_The request_
Each entry that follows must be output without any deviation.

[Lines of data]
::::::::

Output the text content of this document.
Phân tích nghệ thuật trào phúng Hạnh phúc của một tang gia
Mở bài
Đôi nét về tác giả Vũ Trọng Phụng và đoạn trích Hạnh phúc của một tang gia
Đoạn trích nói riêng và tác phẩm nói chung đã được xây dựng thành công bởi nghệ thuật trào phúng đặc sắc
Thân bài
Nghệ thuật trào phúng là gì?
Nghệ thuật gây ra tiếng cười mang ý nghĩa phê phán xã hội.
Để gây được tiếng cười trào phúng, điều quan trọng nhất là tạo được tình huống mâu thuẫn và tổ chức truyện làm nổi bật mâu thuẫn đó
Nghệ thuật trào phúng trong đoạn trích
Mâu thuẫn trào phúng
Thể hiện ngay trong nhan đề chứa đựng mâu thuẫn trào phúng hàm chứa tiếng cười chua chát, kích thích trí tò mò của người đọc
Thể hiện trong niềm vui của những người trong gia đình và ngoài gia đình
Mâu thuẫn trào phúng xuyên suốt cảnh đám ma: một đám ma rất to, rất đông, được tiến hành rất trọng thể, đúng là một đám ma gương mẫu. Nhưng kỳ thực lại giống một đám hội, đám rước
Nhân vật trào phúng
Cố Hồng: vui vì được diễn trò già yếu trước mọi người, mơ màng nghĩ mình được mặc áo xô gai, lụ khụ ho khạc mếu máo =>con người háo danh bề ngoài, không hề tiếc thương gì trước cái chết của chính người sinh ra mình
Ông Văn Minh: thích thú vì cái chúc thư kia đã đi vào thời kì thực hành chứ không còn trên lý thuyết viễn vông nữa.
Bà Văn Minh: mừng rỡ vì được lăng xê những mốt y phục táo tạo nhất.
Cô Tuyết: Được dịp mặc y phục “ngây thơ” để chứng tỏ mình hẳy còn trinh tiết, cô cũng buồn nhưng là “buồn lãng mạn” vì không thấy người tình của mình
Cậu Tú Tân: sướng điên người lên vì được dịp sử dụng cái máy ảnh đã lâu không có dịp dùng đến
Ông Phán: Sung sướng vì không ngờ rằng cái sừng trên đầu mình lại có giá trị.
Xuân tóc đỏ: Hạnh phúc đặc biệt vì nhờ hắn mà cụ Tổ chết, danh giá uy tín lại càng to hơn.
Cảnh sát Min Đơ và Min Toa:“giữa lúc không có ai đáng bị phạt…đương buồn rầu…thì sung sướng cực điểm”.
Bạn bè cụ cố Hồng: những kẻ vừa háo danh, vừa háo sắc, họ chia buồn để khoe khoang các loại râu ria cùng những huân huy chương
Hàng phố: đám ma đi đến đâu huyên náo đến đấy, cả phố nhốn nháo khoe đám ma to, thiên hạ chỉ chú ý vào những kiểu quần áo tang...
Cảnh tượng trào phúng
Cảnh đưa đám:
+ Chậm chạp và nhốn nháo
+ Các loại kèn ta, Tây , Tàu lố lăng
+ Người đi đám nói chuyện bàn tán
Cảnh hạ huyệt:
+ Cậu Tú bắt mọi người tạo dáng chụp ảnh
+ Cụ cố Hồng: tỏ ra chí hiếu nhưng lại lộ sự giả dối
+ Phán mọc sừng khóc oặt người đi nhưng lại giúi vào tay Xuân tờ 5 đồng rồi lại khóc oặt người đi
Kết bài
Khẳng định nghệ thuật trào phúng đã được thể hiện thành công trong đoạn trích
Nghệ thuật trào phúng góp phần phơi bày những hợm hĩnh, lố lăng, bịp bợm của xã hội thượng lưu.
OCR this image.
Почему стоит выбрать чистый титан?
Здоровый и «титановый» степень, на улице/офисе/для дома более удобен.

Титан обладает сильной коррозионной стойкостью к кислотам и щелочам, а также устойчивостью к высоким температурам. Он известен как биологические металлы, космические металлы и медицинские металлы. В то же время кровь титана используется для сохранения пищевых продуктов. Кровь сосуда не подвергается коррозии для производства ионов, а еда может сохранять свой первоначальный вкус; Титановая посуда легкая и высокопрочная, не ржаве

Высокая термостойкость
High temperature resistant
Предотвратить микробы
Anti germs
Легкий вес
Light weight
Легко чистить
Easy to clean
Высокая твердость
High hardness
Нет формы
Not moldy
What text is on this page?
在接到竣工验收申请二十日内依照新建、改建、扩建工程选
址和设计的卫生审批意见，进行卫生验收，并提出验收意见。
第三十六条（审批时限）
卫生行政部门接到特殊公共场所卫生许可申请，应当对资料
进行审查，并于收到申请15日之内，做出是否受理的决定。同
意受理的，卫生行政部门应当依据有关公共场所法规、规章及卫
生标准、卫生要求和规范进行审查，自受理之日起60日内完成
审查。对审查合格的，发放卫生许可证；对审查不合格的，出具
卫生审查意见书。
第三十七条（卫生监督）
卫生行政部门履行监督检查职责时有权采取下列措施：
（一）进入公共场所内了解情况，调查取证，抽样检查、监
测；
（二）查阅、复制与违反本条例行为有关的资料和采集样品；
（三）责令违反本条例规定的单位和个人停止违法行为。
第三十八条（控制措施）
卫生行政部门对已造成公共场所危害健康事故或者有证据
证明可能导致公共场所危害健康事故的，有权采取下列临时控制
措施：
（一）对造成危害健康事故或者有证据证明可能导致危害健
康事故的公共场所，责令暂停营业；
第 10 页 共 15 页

::::::::

_Problem solution_
Output the text content of this document.
Phân tích nghệ thuật trào phúng Hạnh phúc của một tang gia
Mở bài
Đôi nét về tác giả Vũ Trọng Phụng và đoạn trích Hạnh phúc của một tang gia
Đoạn trích nói riêng và tác phẩm nói chung đã được xây dựng thành công bởi nghệ thuật trào phúng đặc sắc
Thân bài
Nghệ thuật trào phúng là gì?
Nghệ thuật gây ra tiếng cười mang ý nghĩa phê phán xã hội.
Để gây được tiếng cười trào phúng, điều quan trọng nhất là tạo được tình huống mâu thuẫn và tổ chức truyện làm nổi bật mâu thuẫn đó
Nghệ thuật trào phúng trong đoạn trích
Mâu thuẫn trào phúng
Thể hiện ngay trong nhan đề chứa đựng mâu thuẫn trào phúng hàm chứa tiếng cười chua chát, kích thích trí tò mò của người đọc
Thể hiện trong niềm vui của những người trong gia đình và ngoài gia đình
Mâu thuẫn trào phúng xuyên suốt cảnh đám ma: một đám ma rất to, rất đông, được tiến hành rất trọng thể, đúng là một đám ma gương mẫu. Nhưng kỳ thực lại giống một đám hội, đám rước
Nhân vật trào phúng
Cố Hồng: vui vì được diễn trò già yếu trước mọi người, mơ màng nghĩ mình được mặc áo xô gai, lụ khụ ho khạc mếu máo =>con người háo danh bề ngoài, không hề tiếc thương gì trước cái chết của chính người sinh ra mình
Ông Văn Minh: thích thú vì cái chúc thư kia đã đi vào thời kì thực hành chứ không còn trên lý thuyết viễn vông nữa.
Bà Văn Minh: mừng rỡ vì được lăng xê những mốt y phục táo tạo nhất.
Cô Tuyết: Được dịp mặc y phục “ngây thơ” để chứng tỏ mình hẳy còn trinh tiết, cô cũng buồn nhưng là “buồn lãng mạn” vì không thấy người tình của mình
Cậu Tú Tân: sướng điên người lên vì được dịp sử dụng cái máy ảnh đã lâu không có dịp dùng đến
Ông Phán: Sung sướng vì không ngờ rằng cái sừng trên đầu mình lại có giá trị.
Xuân tóc đỏ: Hạnh phúc đặc biệt vì nhờ hắn mà cụ Tổ chết, danh giá uy tín lại càng to hơn.
Cảnh sát Min Đơ và Min Toa:“giữa lúc không có ai đáng bị phạt…đương buồn rầu…thì sung sướng cực điểm”.
Bạn bè cụ cố Hồng: những kẻ vừa háo danh, vừa háo sắc, họ chia buồn để khoe khoang các loại râu ria cùng những huân huy chương
Hàng phố: đám ma đi đến đâu huyên náo đến đấy, cả phố nhốn nháo khoe đám ma to, thiên hạ chỉ chú ý vào những kiểu quần áo tang...
Cảnh tượng trào phúng
Cảnh đưa đám:
+ Chậm chạp và nhốn nháo
+ Các loại kèn ta, Tây , Tàu lố lăng
+ Người đi đám nói chuyện bàn tán
Cảnh hạ huyệt:
+ Cậu Tú bắt mọi người tạo dáng chụp ảnh
+ Cụ cố Hồng: tỏ ra chí hiếu nhưng lại lộ sự giả dối
+ Phán mọc sừng khóc oặt người đi nhưng lại giúi vào tay Xuân tờ 5 đồng rồi lại khóc oặt người đi
Kết bài
Khẳng định nghệ thuật trào phúng đã được thể hiện thành công trong đoạn trích
Nghệ thuật trào phúng góp phần phơi bày những hợm hĩnh, lố lăng, bịp bợm của xã hội thượng lưu.
OCR this image.
Почему стоит выбрать чистый титан?
Здоровый и «титановый» степень, на улице/офисе/для дома более удобен.

Титан обладает сильной коррозионной стойкостью к кислотам и щелочам, а также устойчивостью к высоким температурам. Он известен как биологические металлы, космические металлы и медицинские металлы. В то же время кровь титана используется для сохранения пищевых продуктов. Кровь сосуда не подвергается коррозии для производства ионов, а еда может сохранять свой первоначальный вкус; Титановая посуда легкая и высокопрочная, не ржаве

Высокая термостойкость
High temperature resistant
Предотвратить микробы
Anti germs
Легкий вес
Light weight
Легко чистить
Easy to clean
Высокая твердость
High hardness
Нет формы
Not moldy
What text is on this page?
在接到竣工验收申请二十日内依照新建、改建、扩建工程选
址和设计的卫生审批意见，进行卫生验收，并提出验收意见。
第三十六条（审批时限）
卫生行政部门接到特殊公共场所卫生许可申请，应当对资料
进行审查，并于收到申请15日之内，做出是否受理的决定。同
意受理的，卫生行政部门应当依据有关公共场所法规、规章及卫
生标准、卫生要求和规范进行审查，自受理之日起60日内完成
审查。对审查合格的，发放卫生许可证；对审查不合格的，出具
卫生审查意见书。
第三十七条（卫生监督）
卫生行政部门履行监督检查职责时有权采取下列措施：
（一）进入公共场所内了解情况，调查取证，抽样检查、监
测；
（二）查阅、复制与违反本条例行为有关的资料和采集样品；
（三）责令违反本条例规定的单位和个人停止违法行为。
第三十八条（控制措施）
卫生行政部门对已造成公共场所危害健康事故或者有证据
证明可能导致公共场所危害健康事故的，有权采取下列临时控制
措施：
（一）对造成危害健康事故或者有证据证明可能导致危害健
康事故的公共场所，责令暂停营业；
第 10 页 共 15 页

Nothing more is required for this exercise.